_JOB_
Identify the lines containing the word "の業績推移". Copy each one.

_RECORDS SHOWN_

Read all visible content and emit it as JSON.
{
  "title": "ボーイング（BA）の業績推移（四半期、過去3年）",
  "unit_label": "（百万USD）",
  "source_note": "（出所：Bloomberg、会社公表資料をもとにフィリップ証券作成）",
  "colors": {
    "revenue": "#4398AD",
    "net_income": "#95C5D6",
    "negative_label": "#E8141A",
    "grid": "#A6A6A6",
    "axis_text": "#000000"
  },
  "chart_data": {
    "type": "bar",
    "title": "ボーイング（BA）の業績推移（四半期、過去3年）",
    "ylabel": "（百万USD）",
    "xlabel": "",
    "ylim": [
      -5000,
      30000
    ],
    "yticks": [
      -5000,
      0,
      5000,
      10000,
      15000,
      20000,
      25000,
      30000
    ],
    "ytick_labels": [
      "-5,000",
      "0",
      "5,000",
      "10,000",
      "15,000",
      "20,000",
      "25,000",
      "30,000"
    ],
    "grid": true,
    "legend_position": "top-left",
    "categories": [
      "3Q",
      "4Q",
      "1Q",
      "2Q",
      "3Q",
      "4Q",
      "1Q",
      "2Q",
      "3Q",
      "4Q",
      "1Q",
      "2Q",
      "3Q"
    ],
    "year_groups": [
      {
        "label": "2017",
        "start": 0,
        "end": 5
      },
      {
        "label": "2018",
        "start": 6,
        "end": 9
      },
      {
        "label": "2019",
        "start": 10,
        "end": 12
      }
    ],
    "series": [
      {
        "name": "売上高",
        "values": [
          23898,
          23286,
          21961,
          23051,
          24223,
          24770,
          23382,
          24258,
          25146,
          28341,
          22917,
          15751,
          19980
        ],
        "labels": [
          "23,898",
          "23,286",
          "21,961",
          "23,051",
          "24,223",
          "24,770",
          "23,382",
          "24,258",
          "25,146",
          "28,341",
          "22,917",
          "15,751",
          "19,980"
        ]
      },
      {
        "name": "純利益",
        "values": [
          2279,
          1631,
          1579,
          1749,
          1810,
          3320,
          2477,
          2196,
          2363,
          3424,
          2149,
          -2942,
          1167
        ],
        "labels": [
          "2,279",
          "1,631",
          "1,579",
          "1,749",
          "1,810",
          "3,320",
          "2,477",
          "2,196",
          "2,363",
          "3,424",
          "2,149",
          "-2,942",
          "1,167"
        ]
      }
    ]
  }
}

_RESULT OF THIS EXERCISE_
  "title": "ボーイング（BA）の業績推移（四半期、過去3年）",
    "title": "ボーイング（BA）の業績推移（四半期、過去3年）",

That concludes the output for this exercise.